• STATED TASK:
Images should be left out, and everything else in the listing reproduced exactly.

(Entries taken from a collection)
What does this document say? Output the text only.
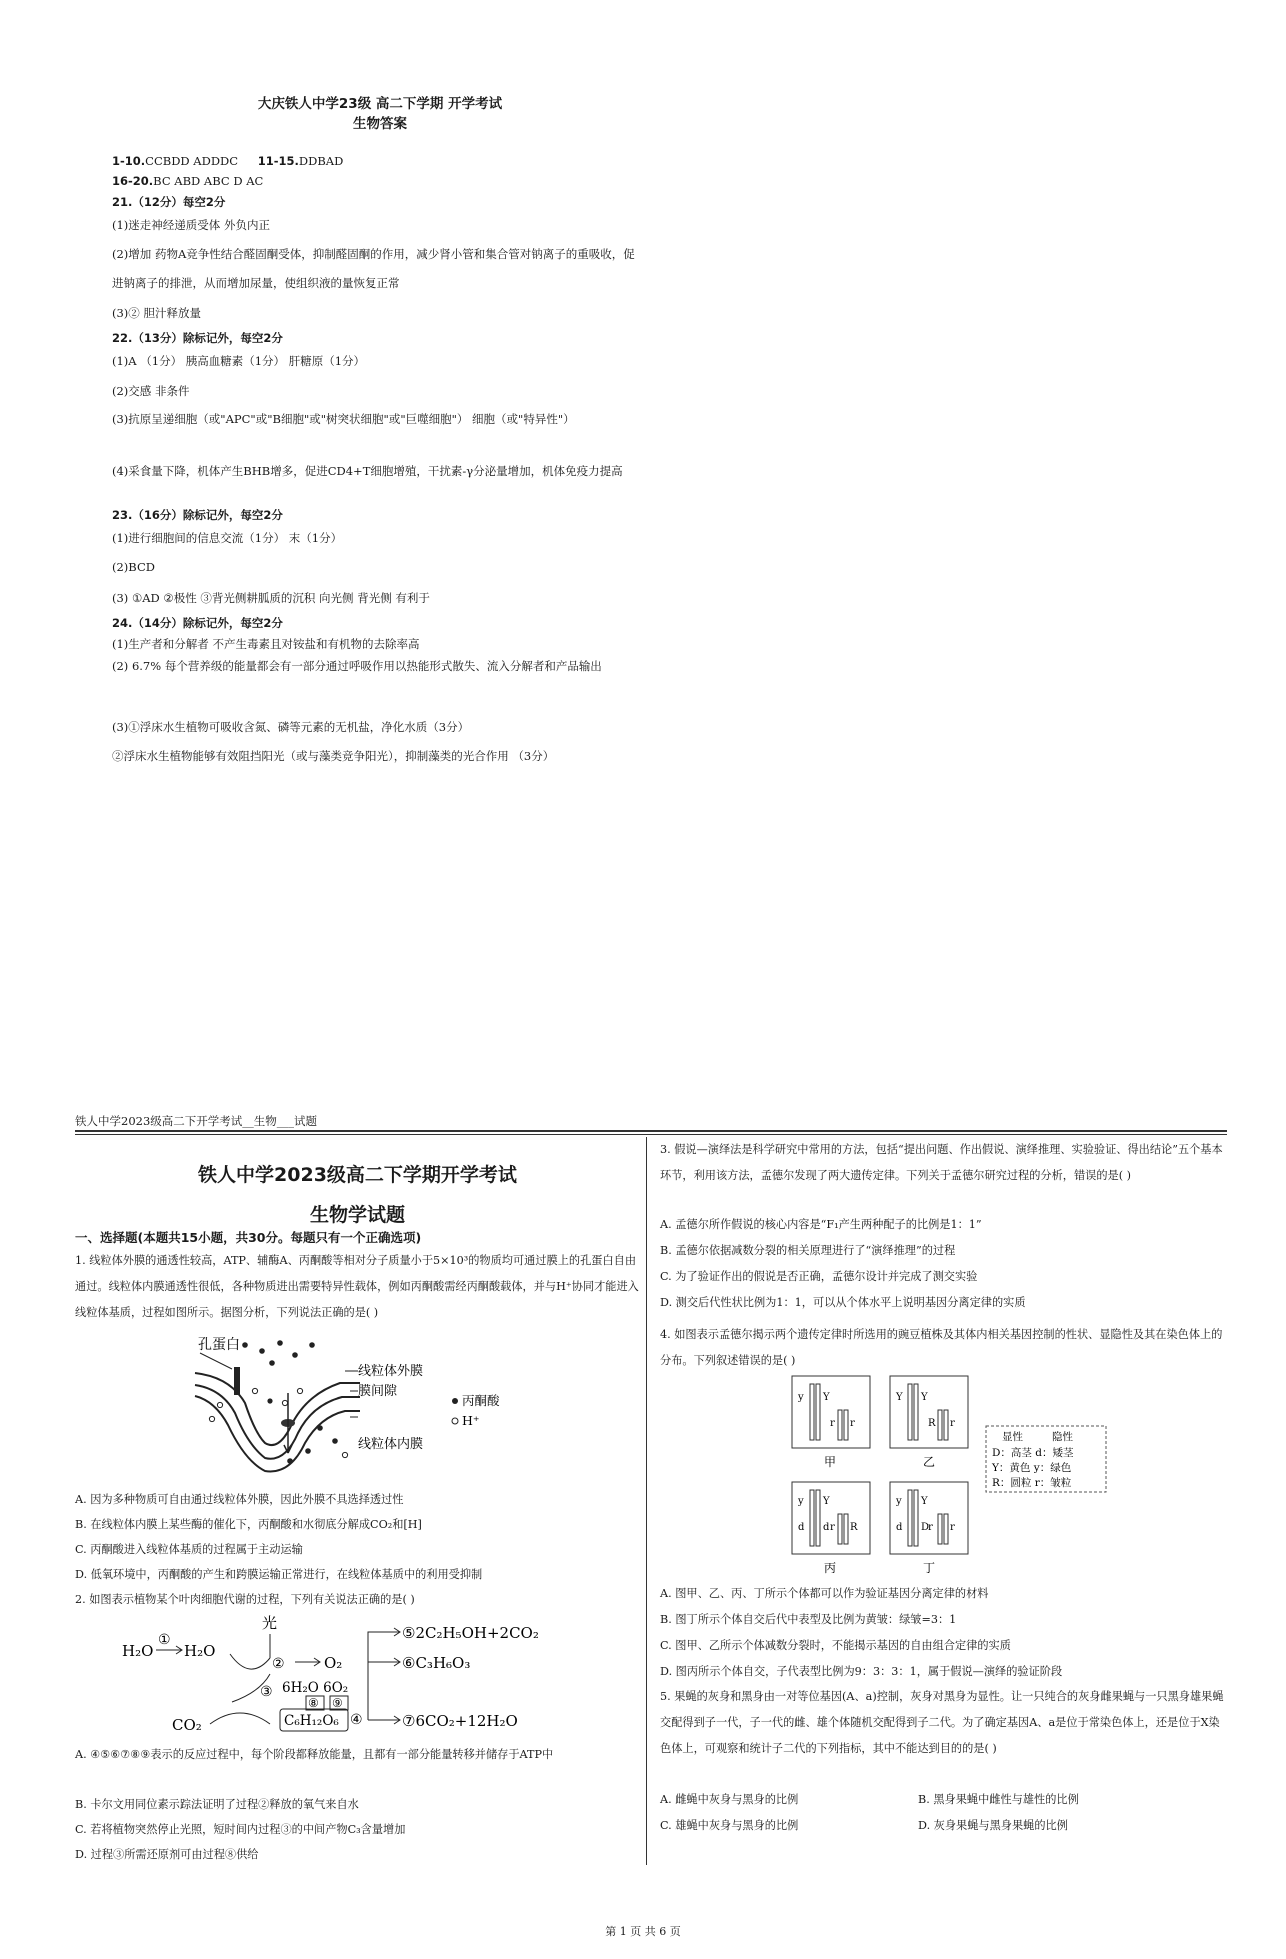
大庆铁人中学23级 高二下学期 开学考试
生物答案
1-10.CCBDD ADDDC 11-15.DDBAD
16-20.BC ABD ABC D AC
21.（12分）每空2分
(1)迷走神经递质受体 外负内正
(2)增加 药物A竞争性结合醛固酮受体，抑制醛固酮的作用，减少肾小管和集合管对钠离子的重吸收，促进钠离子的排泄，从而增加尿量，使组织液的量恢复正常
(3)② 胆汁释放量
22.（13分）除标记外，每空2分
(1)A （1分） 胰高血糖素（1分） 肝糖原（1分）
(2)交感 非条件
(3)抗原呈递细胞（或"APC"或"B细胞"或"树突状细胞"或"巨噬细胞"） 细胞（或"特异性"）
(4)采食量下降，机体产生BHB增多，促进CD4+T细胞增殖，干扰素-γ分泌量增加，机体免疫力提高
23.（16分）除标记外，每空2分
(1)进行细胞间的信息交流（1分） 末（1分）
(2)BCD
(3) ①AD ②极性 ③背光侧耕胍质的沉积 向光侧 背光侧 有利于
24.（14分）除标记外，每空2分
(1)生产者和分解者 不产生毒素且对铵盐和有机物的去除率高
(2) 6.7% 每个营养级的能量都会有一部分通过呼吸作用以热能形式散失、流入分解者和产品输出
(3)①浮床水生植物可吸收含氮、磷等元素的无机盐，净化水质（3分）
②浮床水生植物能够有效阻挡阳光（或与藻类竞争阳光），抑制藻类的光合作用 （3分）
铁人中学2023级高二下开学考试__生物___试题
铁人中学2023级高二下学期开学考试
生物学试题
一、选择题(本题共15小题，共30分。每题只有一个正确选项)
1. 线粒体外膜的通透性较高，ATP、辅酶A、丙酮酸等相对分子质量小于5×10³的物质均可通过膜上的孔蛋白自由通过。线粒体内膜通透性很低，各种物质进出需要特异性载体，例如丙酮酸需经丙酮酸载体，并与H⁺协同才能进入线粒体基质，过程如图所示。据图分析，下列说法正确的是( )
孔蛋白
线粒体外膜
膜间隙
线粒体内膜
丙酮酸
H⁺
A. 因为多种物质可自由通过线粒体外膜，因此外膜不具选择透过性
B. 在线粒体内膜上某些酶的催化下，丙酮酸和水彻底分解成CO₂和[H]
C. 丙酮酸进入线粒体基质的过程属于主动运输
D. 低氧环境中，丙酮酸的产生和跨膜运输正常进行，在线粒体基质中的利用受抑制
2. 如图表示植物某个叶肉细胞代谢的过程，下列有关说法正确的是( )
H₂O
①
H₂O
光
②	O₂
③
CO₂	C₆H₁₂O₆ ④
⑤2C₂H₅OH+2CO₂
⑥C₃H₆O₃
6H₂O 6O₂
⑧ ⑨
⑦6CO₂+12H₂O
A. ④⑤⑥⑦⑧⑨表示的反应过程中，每个阶段都释放能量，且都有一部分能量转移并储存于ATP中
B. 卡尔文用同位素示踪法证明了过程②释放的氧气来自水
C. 若将植物突然停止光照，短时间内过程③的中间产物C₃含量增加
D. 过程③所需还原剂可由过程⑧供给
3. 假说—演绎法是科学研究中常用的方法，包括“提出问题、作出假说、演绎推理、实验验证、得出结论”五个基本环节，利用该方法，孟德尔发现了两大遗传定律。下列关于孟德尔研究过程的分析，错误的是( )
A. 孟德尔所作假说的核心内容是“F₁产生两种配子的比例是1：1”
B. 孟德尔依据减数分裂的相关原理进行了“演绎推理”的过程
C. 为了验证作出的假说是否正确，孟德尔设计并完成了测交实验
D. 测交后代性状比例为1：1，可以从个体水平上说明基因分离定律的实质
4. 如图表示孟德尔揭示两个遗传定律时所选用的豌豆植株及其体内相关基因控制的性状、显隐性及其在染色体上的分布。下列叙述错误的是( )
y Y
r r
甲
Y Y
R r
乙
y Y
d d r R
丙
y Y
d D
r r
丁
显性	隐性
D：高茎 d：矮茎
Y：黄色 y：绿色
R：圆粒 r：皱粒
A. 图甲、乙、丙、丁所示个体都可以作为验证基因分离定律的材料
B. 图丁所示个体自交后代中表型及比例为黄皱：绿皱=3：1
C. 图甲、乙所示个体减数分裂时，不能揭示基因的自由组合定律的实质
D. 图丙所示个体自交，子代表型比例为9：3：3：1，属于假说—演绎的验证阶段
5. 果蝇的灰身和黑身由一对等位基因(A、a)控制，灰身对黑身为显性。让一只纯合的灰身雌果蝇与一只黑身雄果蝇交配得到子一代，子一代的雌、雄个体随机交配得到子二代。为了确定基因A、a是位于常染色体上，还是位于X染色体上，可观察和统计子二代的下列指标，其中不能达到目的的是( )
A. 雌蝇中灰身与黑身的比例	B. 黑身果蝇中雌性与雄性的比例
C. 雄蝇中灰身与黑身的比例	D. 灰身果蝇与黑身果蝇的比例
第 1 页 共 6 页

• EXERCISE ANSWER:
What does this document say? Output the text only.
大庆铁人中学23级 高二下学期 开学考试
生物答案
1-10.CCBDD ADDDC 11-15.DDBAD
16-20.BC ABD ABC D AC
21.（12分）每空2分
(1)迷走神经递质受体 外负内正
(2)增加 药物A竞争性结合醛固酮受体，抑制醛固酮的作用，减少肾小管和集合管对钠离子的重吸收，促进钠离子的排泄，从而增加尿量，使组织液的量恢复正常
(3)② 胆汁释放量
22.（13分）除标记外，每空2分
(1)A （1分） 胰高血糖素（1分） 肝糖原（1分）
(2)交感 非条件
(3)抗原呈递细胞（或"APC"或"B细胞"或"树突状细胞"或"巨噬细胞"） 细胞（或"特异性"）
(4)采食量下降，机体产生BHB增多，促进CD4+T细胞增殖，干扰素-γ分泌量增加，机体免疫力提高
23.（16分）除标记外，每空2分
(1)进行细胞间的信息交流（1分） 末（1分）
(2)BCD
(3) ①AD ②极性 ③背光侧耕胍质的沉积 向光侧 背光侧 有利于
24.（14分）除标记外，每空2分
(1)生产者和分解者 不产生毒素且对铵盐和有机物的去除率高
(2) 6.7% 每个营养级的能量都会有一部分通过呼吸作用以热能形式散失、流入分解者和产品输出
(3)①浮床水生植物可吸收含氮、磷等元素的无机盐，净化水质（3分）
②浮床水生植物能够有效阻挡阳光（或与藻类竞争阳光），抑制藻类的光合作用 （3分）
铁人中学2023级高二下开学考试__生物___试题
铁人中学2023级高二下学期开学考试
生物学试题
一、选择题(本题共15小题，共30分。每题只有一个正确选项)
1. 线粒体外膜的通透性较高，ATP、辅酶A、丙酮酸等相对分子质量小于5×10³的物质均可通过膜上的孔蛋白自由通过。线粒体内膜通透性很低，各种物质进出需要特异性载体，例如丙酮酸需经丙酮酸载体，并与H⁺协同才能进入线粒体基质，过程如图所示。据图分析，下列说法正确的是( )
孔蛋白
线粒体外膜
膜间隙
线粒体内膜
丙酮酸
H⁺
A. 因为多种物质可自由通过线粒体外膜，因此外膜不具选择透过性
B. 在线粒体内膜上某些酶的催化下，丙酮酸和水彻底分解成CO₂和[H]
C. 丙酮酸进入线粒体基质的过程属于主动运输
D. 低氧环境中，丙酮酸的产生和跨膜运输正常进行，在线粒体基质中的利用受抑制
2. 如图表示植物某个叶肉细胞代谢的过程，下列有关说法正确的是( )
H₂O
①
H₂O
光
②	O₂
③
CO₂	C₆H₁₂O₆ ④
⑤2C₂H₅OH+2CO₂
⑥C₃H₆O₃
6H₂O 6O₂
⑧ ⑨
⑦6CO₂+12H₂O
A. ④⑤⑥⑦⑧⑨表示的反应过程中，每个阶段都释放能量，且都有一部分能量转移并储存于ATP中
B. 卡尔文用同位素示踪法证明了过程②释放的氧气来自水
C. 若将植物突然停止光照，短时间内过程③的中间产物C₃含量增加
D. 过程③所需还原剂可由过程⑧供给
3. 假说—演绎法是科学研究中常用的方法，包括“提出问题、作出假说、演绎推理、实验验证、得出结论”五个基本环节，利用该方法，孟德尔发现了两大遗传定律。下列关于孟德尔研究过程的分析，错误的是( )
A. 孟德尔所作假说的核心内容是“F₁产生两种配子的比例是1：1”
B. 孟德尔依据减数分裂的相关原理进行了“演绎推理”的过程
C. 为了验证作出的假说是否正确，孟德尔设计并完成了测交实验
D. 测交后代性状比例为1：1，可以从个体水平上说明基因分离定律的实质
4. 如图表示孟德尔揭示两个遗传定律时所选用的豌豆植株及其体内相关基因控制的性状、显隐性及其在染色体上的分布。下列叙述错误的是( )
y Y
r r
甲
Y Y
R r
乙
y Y
d d r R
丙
y Y
d D
r r
丁
显性	隐性
D：高茎 d：矮茎
Y：黄色 y：绿色
R：圆粒 r：皱粒
A. 图甲、乙、丙、丁所示个体都可以作为验证基因分离定律的材料
B. 图丁所示个体自交后代中表型及比例为黄皱：绿皱=3：1
C. 图甲、乙所示个体减数分裂时，不能揭示基因的自由组合定律的实质
D. 图丙所示个体自交，子代表型比例为9：3：3：1，属于假说—演绎的验证阶段
5. 果蝇的灰身和黑身由一对等位基因(A、a)控制，灰身对黑身为显性。让一只纯合的灰身雌果蝇与一只黑身雄果蝇交配得到子一代，子一代的雌、雄个体随机交配得到子二代。为了确定基因A、a是位于常染色体上，还是位于X染色体上，可观察和统计子二代的下列指标，其中不能达到目的的是( )
A. 雌蝇中灰身与黑身的比例	B. 黑身果蝇中雌性与雄性的比例
C. 雄蝇中灰身与黑身的比例	D. 灰身果蝇与黑身果蝇的比例
第 1 页 共 6 页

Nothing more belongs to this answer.